■ WHAT THIS TASK INVOLVES:
Repeat each record below exactly, dropping the pictures.

■ AVAILABLE DATA:
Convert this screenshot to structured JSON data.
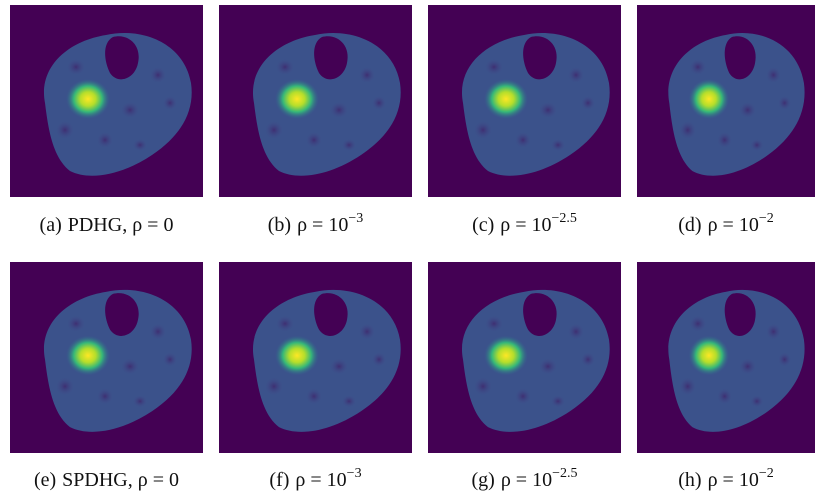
{
  "panels": [
    {
      "caption": {
        "label": "(a)",
        "text": "PDHG, ρ = 0"
      }
    },
    {
      "caption": {
        "label": "(b)",
        "text": "ρ = 10",
        "superscript": "−3"
      }
    },
    {
      "caption": {
        "label": "(c)",
        "text": "ρ = 10",
        "superscript": "−2.5"
      }
    },
    {
      "caption": {
        "label": "(d)",
        "text": "ρ = 10",
        "superscript": "−2"
      }
    },
    {
      "caption": {
        "label": "(e)",
        "text": "SPDHG, ρ = 0"
      }
    },
    {
      "caption": {
        "label": "(f)",
        "text": "ρ = 10",
        "superscript": "−3"
      }
    },
    {
      "caption": {
        "label": "(g)",
        "text": "ρ = 10",
        "superscript": "−2.5"
      }
    },
    {
      "caption": {
        "label": "(h)",
        "text": "ρ = 10",
        "superscript": "−2"
      }
    }
  ]
}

■ ANSWER:
Convert this screenshot to structured JSON data.
{
  "panels": [
    {
      "caption": {
        "label": "(a)",
        "text": "PDHG, ρ = 0"
      }
    },
    {
      "caption": {
        "label": "(b)",
        "text": "ρ = 10",
        "superscript": "−3"
      }
    },
    {
      "caption": {
        "label": "(c)",
        "text": "ρ = 10",
        "superscript": "−2.5"
      }
    },
    {
      "caption": {
        "label": "(d)",
        "text": "ρ = 10",
        "superscript": "−2"
      }
    },
    {
      "caption": {
        "label": "(e)",
        "text": "SPDHG, ρ = 0"
      }
    },
    {
      "caption": {
        "label": "(f)",
        "text": "ρ = 10",
        "superscript": "−3"
      }
    },
    {
      "caption": {
        "label": "(g)",
        "text": "ρ = 10",
        "superscript": "−2.5"
      }
    },
    {
      "caption": {
        "label": "(h)",
        "text": "ρ = 10",
        "superscript": "−2"
      }
    }
  ]
}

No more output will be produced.